- [The request]
Please report every line from the material that contains the word "қичиштирувчи".

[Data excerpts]

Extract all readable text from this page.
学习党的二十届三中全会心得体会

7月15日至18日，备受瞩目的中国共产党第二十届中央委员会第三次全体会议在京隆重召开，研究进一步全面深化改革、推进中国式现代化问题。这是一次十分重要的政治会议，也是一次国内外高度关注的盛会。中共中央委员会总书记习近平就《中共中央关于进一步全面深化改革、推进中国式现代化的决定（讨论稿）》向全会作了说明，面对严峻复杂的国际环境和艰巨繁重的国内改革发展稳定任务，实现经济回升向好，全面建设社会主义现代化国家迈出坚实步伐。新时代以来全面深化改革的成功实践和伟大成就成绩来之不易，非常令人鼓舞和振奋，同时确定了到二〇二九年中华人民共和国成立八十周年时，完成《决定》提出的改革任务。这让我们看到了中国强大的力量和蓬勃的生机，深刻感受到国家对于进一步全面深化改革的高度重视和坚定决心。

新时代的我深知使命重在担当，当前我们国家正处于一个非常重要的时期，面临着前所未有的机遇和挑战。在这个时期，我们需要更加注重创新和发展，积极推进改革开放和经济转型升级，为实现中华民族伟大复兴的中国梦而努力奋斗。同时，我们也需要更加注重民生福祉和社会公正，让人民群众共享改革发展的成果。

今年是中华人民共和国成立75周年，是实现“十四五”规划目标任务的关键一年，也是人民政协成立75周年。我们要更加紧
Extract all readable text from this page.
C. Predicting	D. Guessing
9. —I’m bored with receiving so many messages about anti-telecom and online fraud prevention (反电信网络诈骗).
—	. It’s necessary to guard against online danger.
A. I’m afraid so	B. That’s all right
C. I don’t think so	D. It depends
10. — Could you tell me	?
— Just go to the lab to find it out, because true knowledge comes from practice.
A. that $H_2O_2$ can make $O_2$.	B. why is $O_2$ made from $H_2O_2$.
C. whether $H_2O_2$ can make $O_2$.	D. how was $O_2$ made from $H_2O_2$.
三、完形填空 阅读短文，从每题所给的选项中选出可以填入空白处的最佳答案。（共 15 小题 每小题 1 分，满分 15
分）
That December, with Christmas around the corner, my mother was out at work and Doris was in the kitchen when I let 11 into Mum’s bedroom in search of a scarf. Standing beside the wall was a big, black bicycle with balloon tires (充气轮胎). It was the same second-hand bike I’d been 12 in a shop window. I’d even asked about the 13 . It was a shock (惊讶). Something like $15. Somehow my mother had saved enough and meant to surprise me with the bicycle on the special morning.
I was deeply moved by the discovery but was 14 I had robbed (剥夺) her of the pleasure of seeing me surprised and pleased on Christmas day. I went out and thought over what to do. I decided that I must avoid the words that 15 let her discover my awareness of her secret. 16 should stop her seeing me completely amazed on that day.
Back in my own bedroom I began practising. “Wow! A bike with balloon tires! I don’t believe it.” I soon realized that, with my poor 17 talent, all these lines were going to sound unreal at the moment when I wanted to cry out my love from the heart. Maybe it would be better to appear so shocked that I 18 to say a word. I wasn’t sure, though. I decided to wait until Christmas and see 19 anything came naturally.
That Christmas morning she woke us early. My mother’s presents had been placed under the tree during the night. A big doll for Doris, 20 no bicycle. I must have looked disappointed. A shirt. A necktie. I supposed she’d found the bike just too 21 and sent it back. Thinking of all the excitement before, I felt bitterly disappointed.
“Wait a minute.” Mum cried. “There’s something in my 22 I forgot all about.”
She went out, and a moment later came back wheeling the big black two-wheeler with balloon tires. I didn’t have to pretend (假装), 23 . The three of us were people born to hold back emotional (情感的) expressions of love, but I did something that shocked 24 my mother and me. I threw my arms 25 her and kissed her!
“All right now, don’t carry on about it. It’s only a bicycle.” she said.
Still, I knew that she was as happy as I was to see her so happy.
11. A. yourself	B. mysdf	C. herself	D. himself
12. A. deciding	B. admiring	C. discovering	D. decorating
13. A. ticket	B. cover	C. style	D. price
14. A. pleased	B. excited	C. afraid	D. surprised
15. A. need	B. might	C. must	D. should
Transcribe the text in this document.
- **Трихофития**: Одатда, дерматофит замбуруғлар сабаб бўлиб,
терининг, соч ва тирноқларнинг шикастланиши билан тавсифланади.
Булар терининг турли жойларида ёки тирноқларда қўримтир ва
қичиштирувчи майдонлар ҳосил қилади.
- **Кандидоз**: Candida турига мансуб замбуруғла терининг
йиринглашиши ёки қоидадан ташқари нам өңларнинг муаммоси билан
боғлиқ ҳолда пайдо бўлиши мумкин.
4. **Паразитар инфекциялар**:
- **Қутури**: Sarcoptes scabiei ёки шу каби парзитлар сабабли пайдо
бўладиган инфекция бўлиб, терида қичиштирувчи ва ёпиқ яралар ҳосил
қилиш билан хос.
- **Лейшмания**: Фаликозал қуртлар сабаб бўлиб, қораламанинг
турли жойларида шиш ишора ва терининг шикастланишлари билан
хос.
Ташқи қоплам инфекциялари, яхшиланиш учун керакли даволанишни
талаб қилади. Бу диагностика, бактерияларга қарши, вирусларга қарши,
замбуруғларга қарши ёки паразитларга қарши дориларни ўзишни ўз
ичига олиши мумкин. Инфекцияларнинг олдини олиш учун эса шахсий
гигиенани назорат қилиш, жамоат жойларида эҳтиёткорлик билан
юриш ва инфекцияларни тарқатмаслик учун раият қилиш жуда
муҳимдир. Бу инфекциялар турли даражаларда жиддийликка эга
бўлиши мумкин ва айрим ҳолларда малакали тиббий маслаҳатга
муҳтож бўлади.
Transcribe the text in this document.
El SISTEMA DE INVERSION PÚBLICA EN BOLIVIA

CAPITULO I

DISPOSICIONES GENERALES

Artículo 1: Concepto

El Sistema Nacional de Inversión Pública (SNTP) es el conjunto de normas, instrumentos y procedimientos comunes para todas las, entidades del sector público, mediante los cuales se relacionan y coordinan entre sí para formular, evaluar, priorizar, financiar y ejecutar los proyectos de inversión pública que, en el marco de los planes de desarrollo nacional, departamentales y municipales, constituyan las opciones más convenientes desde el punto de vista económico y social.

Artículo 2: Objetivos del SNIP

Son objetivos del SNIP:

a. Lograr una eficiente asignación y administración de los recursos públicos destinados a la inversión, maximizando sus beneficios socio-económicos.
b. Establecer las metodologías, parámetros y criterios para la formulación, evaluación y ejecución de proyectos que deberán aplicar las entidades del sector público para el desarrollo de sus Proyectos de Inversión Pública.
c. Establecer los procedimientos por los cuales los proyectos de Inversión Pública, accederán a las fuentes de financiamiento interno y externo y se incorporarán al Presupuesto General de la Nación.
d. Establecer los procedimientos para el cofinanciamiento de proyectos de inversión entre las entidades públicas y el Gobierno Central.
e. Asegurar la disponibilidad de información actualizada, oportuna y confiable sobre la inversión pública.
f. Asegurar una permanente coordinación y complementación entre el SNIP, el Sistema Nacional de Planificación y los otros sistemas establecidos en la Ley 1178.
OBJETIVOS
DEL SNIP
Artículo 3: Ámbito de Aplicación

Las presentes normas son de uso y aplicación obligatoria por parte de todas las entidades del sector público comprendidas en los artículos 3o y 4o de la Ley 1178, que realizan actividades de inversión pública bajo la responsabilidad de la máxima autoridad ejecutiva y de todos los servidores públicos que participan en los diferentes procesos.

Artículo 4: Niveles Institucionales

- [Response to the task]
қичиштирувчи майдонлар ҳосил қилади.
бўладиган инфекция бўлиб, терида қичиштирувчи ва ёпиқ яралар ҳосил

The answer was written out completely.